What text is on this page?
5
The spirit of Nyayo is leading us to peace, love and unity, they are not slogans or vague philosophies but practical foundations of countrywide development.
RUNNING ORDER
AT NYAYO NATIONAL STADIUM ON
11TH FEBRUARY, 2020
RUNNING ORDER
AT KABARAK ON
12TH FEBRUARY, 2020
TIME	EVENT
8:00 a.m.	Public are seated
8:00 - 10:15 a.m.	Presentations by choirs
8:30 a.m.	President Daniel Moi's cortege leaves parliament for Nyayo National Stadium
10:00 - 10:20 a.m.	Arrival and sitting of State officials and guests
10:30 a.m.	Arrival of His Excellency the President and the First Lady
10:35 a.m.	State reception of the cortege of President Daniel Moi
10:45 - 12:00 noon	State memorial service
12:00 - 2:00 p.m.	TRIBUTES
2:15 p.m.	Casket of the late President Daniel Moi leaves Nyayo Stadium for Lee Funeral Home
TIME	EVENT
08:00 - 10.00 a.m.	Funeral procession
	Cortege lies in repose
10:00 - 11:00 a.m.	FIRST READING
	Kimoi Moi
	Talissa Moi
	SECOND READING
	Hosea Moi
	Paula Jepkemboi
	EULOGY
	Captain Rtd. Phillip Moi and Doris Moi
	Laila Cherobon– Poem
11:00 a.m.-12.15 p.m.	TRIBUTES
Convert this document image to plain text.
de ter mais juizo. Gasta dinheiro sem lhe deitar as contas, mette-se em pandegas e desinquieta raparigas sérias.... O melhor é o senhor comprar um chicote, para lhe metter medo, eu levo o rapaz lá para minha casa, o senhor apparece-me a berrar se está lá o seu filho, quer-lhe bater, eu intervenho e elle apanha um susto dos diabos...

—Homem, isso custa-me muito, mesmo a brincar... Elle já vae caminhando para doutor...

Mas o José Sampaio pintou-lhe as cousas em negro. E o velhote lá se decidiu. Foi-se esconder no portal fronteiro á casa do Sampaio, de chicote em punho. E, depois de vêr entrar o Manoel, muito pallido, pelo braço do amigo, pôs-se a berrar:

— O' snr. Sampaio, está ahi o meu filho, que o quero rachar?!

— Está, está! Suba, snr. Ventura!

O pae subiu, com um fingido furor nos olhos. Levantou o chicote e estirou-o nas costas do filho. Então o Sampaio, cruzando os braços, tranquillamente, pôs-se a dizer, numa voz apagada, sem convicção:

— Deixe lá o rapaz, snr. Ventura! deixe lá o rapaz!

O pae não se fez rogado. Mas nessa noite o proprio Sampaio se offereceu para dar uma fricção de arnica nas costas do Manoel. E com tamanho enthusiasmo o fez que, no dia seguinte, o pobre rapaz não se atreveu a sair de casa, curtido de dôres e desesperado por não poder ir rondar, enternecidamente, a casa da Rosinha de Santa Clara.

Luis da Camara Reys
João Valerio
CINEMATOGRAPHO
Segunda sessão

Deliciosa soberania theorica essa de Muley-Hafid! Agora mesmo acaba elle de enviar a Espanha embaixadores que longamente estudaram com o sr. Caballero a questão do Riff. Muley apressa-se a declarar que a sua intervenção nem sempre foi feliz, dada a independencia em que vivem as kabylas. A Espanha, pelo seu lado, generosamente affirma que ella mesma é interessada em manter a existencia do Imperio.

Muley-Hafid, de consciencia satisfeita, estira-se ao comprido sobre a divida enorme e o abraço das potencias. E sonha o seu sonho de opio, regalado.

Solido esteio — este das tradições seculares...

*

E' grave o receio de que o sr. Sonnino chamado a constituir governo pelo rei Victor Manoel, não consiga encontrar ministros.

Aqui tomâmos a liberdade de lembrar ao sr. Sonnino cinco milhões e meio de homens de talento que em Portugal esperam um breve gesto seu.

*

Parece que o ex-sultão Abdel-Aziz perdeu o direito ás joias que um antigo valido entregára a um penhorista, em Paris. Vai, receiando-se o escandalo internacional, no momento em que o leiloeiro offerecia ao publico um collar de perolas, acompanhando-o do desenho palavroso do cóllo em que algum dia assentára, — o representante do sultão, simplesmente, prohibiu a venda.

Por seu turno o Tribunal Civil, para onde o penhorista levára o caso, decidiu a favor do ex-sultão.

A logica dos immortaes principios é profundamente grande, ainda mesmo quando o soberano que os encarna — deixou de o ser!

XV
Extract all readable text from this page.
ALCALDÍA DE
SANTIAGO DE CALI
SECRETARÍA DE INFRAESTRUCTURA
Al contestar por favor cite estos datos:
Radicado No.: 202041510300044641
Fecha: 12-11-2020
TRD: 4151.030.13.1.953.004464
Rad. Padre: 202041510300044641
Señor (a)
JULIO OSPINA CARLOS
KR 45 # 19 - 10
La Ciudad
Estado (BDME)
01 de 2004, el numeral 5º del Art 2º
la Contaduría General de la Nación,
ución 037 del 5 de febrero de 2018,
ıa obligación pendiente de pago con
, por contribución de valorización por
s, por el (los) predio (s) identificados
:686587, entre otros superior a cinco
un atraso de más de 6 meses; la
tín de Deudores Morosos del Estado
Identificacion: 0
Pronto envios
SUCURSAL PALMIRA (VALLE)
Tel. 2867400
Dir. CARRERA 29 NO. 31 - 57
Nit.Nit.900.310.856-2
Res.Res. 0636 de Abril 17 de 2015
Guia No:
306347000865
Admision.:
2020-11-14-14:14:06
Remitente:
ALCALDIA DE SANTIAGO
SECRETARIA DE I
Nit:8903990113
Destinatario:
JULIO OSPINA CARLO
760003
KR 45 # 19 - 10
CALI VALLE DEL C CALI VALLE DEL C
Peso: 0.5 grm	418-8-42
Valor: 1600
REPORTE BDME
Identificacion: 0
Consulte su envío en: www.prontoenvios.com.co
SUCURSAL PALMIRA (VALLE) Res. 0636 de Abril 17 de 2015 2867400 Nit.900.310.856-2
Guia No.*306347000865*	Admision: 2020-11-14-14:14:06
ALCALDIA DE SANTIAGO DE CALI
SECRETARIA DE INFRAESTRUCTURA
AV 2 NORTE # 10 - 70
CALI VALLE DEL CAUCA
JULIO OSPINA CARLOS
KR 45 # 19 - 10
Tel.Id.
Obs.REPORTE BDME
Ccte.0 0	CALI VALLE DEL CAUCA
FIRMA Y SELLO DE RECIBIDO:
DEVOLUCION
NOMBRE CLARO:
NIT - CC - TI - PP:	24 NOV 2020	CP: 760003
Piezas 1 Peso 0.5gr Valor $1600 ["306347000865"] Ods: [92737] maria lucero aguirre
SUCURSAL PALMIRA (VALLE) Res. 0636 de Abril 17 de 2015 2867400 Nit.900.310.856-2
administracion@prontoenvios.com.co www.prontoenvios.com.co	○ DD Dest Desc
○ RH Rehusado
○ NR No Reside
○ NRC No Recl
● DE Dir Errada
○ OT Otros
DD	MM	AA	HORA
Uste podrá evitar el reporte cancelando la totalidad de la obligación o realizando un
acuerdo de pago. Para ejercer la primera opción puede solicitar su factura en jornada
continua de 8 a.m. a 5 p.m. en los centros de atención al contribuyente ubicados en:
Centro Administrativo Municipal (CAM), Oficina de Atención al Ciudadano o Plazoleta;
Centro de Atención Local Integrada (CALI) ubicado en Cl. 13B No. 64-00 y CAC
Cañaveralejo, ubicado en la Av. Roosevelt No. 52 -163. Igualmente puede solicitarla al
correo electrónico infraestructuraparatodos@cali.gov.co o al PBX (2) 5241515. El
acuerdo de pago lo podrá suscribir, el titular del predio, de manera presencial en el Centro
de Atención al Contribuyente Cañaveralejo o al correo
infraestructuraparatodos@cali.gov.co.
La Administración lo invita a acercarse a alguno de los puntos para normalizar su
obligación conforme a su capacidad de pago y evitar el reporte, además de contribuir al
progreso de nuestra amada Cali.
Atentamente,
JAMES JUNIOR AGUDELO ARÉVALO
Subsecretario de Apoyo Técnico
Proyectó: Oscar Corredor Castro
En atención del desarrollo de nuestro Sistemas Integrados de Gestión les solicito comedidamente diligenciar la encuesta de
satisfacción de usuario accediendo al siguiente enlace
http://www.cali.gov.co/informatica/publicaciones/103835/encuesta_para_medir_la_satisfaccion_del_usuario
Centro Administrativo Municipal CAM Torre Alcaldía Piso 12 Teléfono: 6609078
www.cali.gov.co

=-=-=-=-=

WORK TO BE COMPLETED: Return each full line of the entries that contains the word "favor".

EXERCISE RESULT:
Por seu turno o Tribunal Civil, para onde o penhorista levára o caso, decidiu a favor do ex-sultão.
Al contestar por favor cite estos datos:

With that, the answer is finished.